Records of document pages and text:
=-=-=

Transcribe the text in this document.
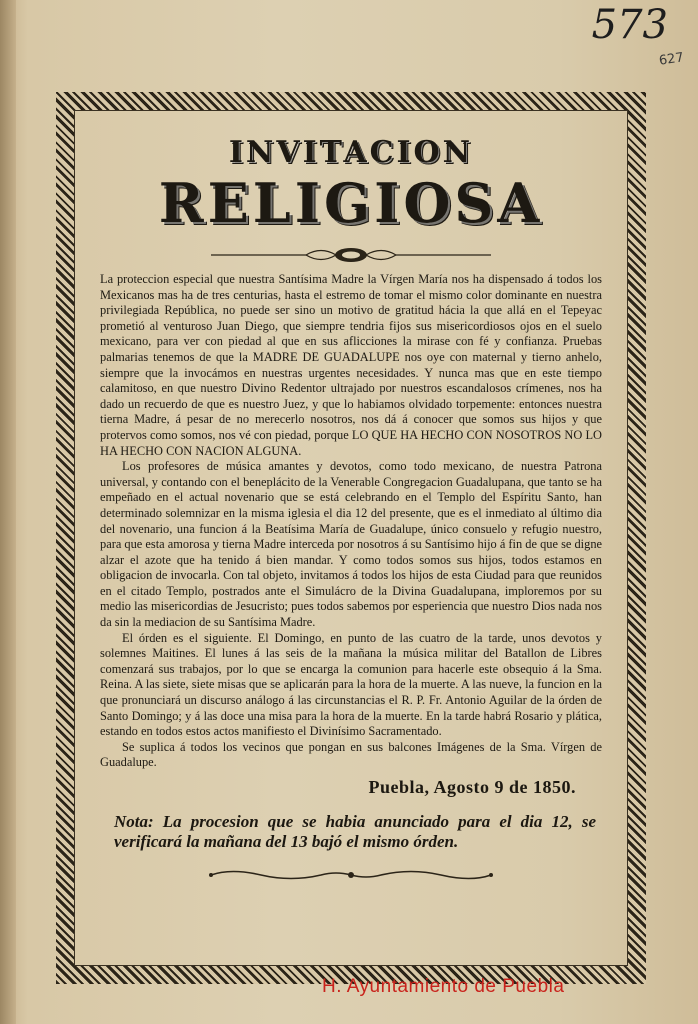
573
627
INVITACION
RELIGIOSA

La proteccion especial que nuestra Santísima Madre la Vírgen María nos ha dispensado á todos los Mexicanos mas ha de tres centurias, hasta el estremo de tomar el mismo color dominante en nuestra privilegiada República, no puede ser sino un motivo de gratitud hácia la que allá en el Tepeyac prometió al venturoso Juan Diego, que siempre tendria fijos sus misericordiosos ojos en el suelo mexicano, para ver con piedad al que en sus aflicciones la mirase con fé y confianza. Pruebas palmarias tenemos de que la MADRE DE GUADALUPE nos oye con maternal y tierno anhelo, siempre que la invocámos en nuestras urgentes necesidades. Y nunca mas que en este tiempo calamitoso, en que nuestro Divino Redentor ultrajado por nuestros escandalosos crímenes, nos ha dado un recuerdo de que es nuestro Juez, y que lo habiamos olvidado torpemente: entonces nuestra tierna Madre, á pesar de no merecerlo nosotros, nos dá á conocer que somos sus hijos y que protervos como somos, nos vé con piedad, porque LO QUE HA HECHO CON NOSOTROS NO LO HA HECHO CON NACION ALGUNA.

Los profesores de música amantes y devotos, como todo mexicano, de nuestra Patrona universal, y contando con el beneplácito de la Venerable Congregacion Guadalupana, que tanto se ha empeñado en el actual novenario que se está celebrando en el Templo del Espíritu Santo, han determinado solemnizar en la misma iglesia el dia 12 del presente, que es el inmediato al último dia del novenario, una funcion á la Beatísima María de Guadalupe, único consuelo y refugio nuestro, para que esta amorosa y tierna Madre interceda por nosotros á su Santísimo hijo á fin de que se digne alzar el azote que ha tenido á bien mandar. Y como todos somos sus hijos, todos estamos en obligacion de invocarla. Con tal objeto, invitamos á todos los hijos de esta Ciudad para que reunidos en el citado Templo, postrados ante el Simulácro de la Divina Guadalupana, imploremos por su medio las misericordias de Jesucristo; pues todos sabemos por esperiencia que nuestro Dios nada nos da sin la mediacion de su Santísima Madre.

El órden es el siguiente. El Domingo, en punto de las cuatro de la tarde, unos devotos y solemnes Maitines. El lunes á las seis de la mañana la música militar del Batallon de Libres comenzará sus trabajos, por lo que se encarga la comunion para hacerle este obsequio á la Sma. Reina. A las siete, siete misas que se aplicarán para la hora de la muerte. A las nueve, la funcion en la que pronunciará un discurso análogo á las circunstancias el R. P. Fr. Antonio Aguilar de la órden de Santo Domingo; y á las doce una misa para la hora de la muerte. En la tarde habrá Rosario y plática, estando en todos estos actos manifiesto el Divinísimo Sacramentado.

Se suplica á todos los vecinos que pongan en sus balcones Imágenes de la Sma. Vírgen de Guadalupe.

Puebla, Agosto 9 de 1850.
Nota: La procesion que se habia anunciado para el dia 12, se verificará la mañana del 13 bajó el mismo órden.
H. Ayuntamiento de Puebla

=-=-=

== Work order ==
Could you copy every line in the records that holds "Puebla"?

== Solved exercise ==
Puebla, Agosto 9 de 1850.
H. Ayuntamiento de Puebla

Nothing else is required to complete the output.